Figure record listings
..............................

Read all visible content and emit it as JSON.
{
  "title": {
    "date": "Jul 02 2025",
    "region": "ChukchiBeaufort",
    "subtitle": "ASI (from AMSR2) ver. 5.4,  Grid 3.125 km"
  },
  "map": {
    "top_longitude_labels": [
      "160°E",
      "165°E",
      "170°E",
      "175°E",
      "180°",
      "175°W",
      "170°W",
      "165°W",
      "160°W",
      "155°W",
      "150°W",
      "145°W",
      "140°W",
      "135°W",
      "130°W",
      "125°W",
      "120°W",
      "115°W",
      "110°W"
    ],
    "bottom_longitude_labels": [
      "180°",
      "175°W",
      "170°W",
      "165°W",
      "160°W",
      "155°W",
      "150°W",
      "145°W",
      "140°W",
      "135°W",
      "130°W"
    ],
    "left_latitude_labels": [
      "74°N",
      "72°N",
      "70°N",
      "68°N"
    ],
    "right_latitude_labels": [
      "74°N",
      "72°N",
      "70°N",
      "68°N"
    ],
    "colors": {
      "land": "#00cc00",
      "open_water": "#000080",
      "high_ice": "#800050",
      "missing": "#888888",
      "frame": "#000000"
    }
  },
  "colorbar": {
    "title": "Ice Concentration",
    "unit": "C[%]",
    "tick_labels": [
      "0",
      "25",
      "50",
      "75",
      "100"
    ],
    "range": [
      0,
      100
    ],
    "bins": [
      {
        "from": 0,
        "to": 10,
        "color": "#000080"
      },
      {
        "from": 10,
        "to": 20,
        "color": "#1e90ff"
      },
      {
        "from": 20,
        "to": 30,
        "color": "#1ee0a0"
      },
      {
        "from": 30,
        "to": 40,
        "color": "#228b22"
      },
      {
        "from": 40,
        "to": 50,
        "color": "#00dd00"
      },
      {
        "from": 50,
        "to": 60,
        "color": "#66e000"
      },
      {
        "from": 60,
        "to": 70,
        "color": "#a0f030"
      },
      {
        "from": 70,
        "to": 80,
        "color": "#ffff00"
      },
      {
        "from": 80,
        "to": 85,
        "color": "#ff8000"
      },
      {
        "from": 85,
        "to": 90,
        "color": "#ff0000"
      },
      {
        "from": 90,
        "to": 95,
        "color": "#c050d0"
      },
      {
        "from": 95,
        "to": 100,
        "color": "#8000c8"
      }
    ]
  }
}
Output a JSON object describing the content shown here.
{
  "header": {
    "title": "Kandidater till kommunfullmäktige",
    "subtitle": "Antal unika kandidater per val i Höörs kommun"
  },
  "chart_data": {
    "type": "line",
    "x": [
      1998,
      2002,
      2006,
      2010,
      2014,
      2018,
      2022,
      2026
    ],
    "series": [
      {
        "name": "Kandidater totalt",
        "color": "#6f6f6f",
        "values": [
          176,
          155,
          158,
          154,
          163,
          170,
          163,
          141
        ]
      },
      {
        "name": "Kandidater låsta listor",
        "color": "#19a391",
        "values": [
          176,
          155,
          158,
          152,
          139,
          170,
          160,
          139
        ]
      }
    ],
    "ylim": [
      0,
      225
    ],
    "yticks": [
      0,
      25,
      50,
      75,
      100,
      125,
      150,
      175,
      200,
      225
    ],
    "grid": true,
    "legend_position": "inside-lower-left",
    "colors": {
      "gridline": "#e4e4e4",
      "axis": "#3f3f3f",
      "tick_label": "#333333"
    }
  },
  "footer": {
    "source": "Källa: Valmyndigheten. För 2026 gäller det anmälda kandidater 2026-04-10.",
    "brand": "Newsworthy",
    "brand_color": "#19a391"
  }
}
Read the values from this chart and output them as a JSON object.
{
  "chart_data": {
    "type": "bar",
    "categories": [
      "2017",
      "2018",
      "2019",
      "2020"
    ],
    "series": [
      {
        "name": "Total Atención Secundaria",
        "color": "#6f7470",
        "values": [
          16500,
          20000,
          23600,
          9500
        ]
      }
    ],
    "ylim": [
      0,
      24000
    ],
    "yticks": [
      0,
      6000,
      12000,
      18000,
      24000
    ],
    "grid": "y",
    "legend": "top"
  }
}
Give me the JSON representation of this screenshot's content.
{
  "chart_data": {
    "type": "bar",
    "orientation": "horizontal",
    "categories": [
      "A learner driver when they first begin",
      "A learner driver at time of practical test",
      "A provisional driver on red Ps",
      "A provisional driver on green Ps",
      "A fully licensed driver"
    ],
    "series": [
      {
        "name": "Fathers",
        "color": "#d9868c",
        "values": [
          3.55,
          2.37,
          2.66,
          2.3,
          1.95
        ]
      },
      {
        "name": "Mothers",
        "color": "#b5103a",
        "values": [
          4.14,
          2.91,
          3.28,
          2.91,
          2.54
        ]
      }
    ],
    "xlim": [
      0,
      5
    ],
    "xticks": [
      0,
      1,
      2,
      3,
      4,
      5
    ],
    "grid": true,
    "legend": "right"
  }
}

..............................

# Short task
Copy each line above where the string "learner" occurs.

# Finished answer
      "A learner driver when they first begin",
      "A learner driver at time of practical test",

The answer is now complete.